• [WORK TO COMPLETE]:
Locate every line in the records below that holds the word "aussi" and return each one.

• [RECORD SET]:
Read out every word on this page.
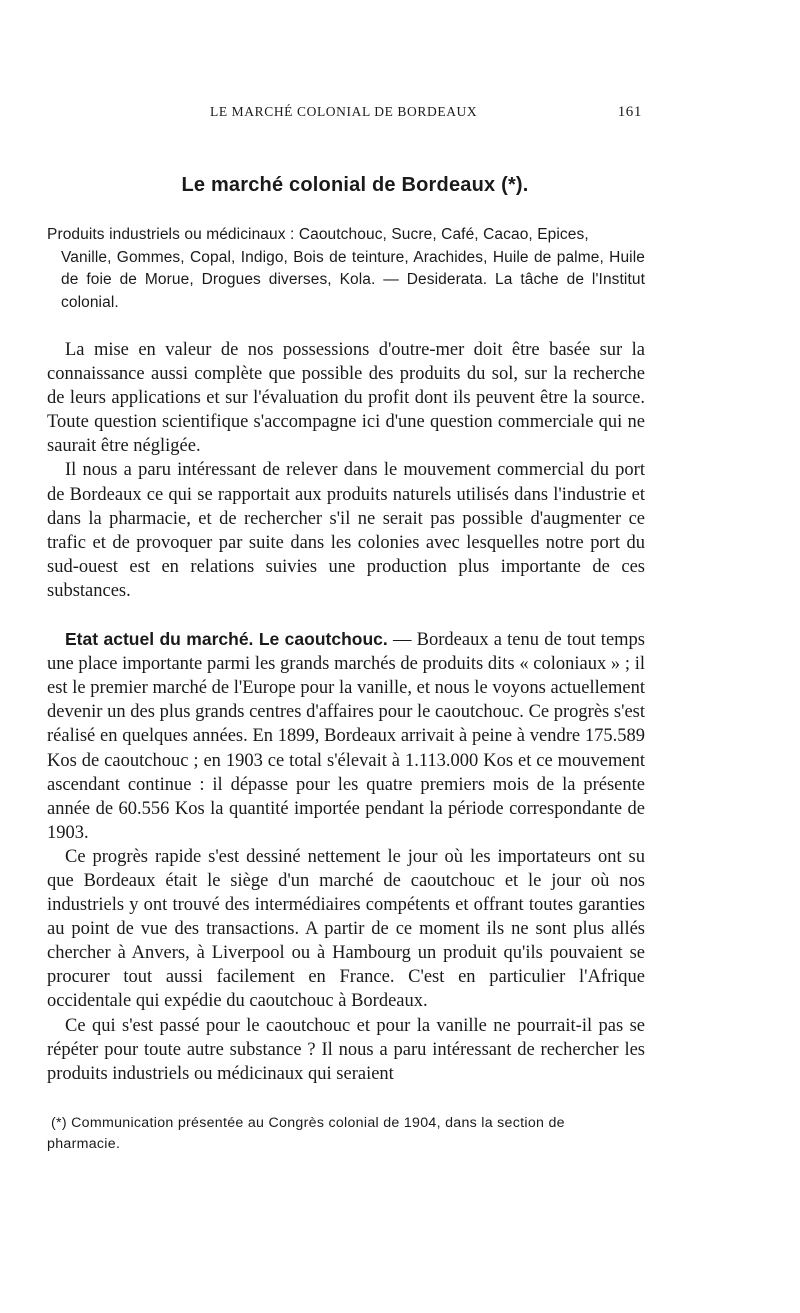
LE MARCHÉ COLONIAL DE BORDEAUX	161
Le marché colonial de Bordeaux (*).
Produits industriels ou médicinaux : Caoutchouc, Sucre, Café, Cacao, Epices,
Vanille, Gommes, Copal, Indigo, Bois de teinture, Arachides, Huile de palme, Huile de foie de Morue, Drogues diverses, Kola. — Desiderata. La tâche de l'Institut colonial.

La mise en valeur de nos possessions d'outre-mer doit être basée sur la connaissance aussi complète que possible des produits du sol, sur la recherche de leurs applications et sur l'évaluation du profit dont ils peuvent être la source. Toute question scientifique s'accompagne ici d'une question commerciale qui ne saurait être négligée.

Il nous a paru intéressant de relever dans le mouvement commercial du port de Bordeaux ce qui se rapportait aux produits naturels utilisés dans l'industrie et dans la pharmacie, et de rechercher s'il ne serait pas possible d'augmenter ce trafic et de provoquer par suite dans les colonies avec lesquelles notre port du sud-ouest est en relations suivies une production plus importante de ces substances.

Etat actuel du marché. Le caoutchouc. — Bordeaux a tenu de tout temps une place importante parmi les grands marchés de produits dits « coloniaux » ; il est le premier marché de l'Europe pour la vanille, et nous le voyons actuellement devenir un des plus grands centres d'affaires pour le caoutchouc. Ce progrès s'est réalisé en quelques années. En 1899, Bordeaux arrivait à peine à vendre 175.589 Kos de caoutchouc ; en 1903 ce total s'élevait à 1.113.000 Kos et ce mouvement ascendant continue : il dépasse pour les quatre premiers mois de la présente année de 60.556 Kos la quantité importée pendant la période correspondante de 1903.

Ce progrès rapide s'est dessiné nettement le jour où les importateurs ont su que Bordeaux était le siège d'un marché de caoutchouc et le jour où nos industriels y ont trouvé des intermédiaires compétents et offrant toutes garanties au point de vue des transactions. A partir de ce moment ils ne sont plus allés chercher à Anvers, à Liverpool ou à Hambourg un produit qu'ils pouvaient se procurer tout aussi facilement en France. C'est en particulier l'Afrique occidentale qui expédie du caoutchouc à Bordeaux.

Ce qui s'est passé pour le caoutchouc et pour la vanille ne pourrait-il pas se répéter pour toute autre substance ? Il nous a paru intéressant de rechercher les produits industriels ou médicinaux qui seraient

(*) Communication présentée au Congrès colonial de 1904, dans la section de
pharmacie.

• [THE REPLY]:
La mise en valeur de nos possessions d'outre-mer doit être basée sur la connaissance aussi complète que possible des produits du sol, sur la recherche de leurs applications et sur l'évaluation du profit dont ils peuvent être la source. Toute question scientifique s'accompagne ici d'une question commerciale qui ne saurait être négligée.
Ce progrès rapide s'est dessiné nettement le jour où les importateurs ont su que Bordeaux était le siège d'un marché de caoutchouc et le jour où nos industriels y ont trouvé des intermédiaires compétents et offrant toutes garanties au point de vue des transactions. A partir de ce moment ils ne sont plus allés chercher à Anvers, à Liverpool ou à Hambourg un produit qu'ils pouvaient se procurer tout aussi facilement en France. C'est en particulier l'Afrique occidentale qui expédie du caoutchouc à Bordeaux.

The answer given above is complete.